#### DATA FOR THE TASK

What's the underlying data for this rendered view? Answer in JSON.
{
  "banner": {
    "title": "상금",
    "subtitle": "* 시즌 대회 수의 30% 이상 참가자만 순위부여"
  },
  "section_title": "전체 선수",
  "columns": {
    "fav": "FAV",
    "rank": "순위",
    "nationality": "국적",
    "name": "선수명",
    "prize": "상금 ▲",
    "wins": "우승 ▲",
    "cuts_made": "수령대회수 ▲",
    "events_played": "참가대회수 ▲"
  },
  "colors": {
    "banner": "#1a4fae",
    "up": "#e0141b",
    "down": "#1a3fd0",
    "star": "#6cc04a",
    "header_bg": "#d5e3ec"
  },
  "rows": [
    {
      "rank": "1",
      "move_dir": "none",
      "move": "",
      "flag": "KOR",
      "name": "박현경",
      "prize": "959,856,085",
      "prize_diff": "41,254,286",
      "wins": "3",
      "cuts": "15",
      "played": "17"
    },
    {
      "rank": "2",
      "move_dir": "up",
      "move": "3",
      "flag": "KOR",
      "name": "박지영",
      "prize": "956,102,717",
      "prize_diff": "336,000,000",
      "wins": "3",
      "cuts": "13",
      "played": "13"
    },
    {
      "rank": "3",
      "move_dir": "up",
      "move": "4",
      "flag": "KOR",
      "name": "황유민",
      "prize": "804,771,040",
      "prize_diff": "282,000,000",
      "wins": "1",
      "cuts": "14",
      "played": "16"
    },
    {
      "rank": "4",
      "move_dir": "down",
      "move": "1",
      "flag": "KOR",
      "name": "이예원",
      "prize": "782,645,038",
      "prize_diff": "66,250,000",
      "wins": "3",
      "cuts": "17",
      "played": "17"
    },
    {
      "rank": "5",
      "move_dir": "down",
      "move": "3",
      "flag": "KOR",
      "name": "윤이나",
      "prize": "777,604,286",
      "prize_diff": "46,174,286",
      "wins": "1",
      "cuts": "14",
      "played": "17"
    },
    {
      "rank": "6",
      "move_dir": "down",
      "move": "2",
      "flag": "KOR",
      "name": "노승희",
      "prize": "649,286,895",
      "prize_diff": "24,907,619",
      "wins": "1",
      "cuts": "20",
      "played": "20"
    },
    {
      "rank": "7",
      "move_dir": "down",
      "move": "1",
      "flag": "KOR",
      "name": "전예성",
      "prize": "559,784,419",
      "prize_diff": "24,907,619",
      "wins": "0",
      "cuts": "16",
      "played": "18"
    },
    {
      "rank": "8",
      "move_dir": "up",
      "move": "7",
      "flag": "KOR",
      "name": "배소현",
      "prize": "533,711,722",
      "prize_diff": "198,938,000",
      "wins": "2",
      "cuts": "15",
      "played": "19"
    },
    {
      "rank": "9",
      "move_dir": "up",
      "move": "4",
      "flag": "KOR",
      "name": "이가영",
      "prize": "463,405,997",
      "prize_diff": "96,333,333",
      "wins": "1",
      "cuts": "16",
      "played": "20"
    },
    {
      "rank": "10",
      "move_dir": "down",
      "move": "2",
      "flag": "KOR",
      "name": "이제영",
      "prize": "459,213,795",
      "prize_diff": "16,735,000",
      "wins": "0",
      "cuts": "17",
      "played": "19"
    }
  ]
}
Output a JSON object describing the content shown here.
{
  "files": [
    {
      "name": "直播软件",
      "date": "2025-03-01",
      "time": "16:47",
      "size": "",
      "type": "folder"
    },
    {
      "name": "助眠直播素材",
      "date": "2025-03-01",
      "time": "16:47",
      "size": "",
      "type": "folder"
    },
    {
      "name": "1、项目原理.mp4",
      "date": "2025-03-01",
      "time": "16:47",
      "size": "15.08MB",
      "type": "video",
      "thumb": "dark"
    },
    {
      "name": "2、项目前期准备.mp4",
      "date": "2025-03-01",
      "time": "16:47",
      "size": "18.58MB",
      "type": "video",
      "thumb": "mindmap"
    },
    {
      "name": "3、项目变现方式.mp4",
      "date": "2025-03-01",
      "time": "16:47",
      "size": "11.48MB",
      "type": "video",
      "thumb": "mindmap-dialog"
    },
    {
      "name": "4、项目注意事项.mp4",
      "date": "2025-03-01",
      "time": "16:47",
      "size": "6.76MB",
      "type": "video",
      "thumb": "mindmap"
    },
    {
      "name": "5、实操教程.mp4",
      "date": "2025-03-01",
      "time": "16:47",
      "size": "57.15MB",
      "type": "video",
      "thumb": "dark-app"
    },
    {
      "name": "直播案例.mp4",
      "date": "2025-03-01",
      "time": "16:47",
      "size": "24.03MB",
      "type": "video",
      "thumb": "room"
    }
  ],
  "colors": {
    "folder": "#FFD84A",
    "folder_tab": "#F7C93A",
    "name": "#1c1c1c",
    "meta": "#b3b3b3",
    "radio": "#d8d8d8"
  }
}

########

WHAT THE TASK ASKS. Pull out all lines from the listing that contain the string "rank".

SOLUTION TO THIS PROBLEM.
    "rank": "순위",
      "rank": "1",
      "rank": "2",
      "rank": "3",
      "rank": "4",
      "rank": "5",
      "rank": "6",
      "rank": "7",
      "rank": "8",
      "rank": "9",
      "rank": "10",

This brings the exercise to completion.